* _DATA TO USE_
————————
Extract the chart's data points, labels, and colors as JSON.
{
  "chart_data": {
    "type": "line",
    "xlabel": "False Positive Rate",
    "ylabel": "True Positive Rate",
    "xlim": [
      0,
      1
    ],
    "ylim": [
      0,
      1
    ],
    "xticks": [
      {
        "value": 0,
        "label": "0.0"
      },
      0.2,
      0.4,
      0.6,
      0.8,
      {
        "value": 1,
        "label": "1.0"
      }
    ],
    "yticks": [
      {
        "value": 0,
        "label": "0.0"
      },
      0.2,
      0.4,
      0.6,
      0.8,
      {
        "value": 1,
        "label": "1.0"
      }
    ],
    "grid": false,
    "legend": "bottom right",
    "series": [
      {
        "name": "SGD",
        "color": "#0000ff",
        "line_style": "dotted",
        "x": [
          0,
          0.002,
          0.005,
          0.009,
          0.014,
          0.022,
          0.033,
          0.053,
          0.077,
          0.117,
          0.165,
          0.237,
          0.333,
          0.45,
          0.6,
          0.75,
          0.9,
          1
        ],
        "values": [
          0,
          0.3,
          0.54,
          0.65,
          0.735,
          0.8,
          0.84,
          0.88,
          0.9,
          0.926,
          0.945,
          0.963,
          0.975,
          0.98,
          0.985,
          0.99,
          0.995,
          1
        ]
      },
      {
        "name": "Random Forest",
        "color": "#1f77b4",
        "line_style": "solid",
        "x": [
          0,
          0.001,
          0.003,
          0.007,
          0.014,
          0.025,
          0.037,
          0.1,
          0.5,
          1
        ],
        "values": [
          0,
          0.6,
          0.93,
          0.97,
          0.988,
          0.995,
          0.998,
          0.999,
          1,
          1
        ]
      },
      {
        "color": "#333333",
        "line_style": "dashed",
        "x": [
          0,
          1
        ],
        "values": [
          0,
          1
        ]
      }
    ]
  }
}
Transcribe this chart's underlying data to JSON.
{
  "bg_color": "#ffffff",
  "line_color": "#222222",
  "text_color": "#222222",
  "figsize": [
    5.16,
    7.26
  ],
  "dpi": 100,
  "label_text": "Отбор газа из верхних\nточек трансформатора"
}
————————
Pull every line containing the word "JSON" out of the material.

Extract the chart's data points, labels, and colors as JSON.
Transcribe this chart's underlying data to JSON.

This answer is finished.